> [Task brief]:
Scan the material and copy every line in which "name" appears.

> [Records shown]:
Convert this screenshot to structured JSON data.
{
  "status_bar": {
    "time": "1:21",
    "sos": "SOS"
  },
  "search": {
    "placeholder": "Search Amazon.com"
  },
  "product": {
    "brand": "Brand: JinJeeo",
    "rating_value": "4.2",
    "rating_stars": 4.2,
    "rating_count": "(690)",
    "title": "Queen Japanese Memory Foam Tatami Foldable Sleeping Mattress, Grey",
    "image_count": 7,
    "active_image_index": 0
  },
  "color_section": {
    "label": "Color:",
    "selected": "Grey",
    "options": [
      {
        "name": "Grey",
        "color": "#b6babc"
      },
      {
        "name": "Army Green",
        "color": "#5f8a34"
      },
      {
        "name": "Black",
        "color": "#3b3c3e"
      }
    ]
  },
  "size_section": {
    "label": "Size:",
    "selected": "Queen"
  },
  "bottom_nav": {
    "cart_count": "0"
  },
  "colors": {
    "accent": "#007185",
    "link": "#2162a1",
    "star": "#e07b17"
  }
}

> [Output for this task]:
        "name": "Grey",
        "name": "Army Green",
        "name": "Black",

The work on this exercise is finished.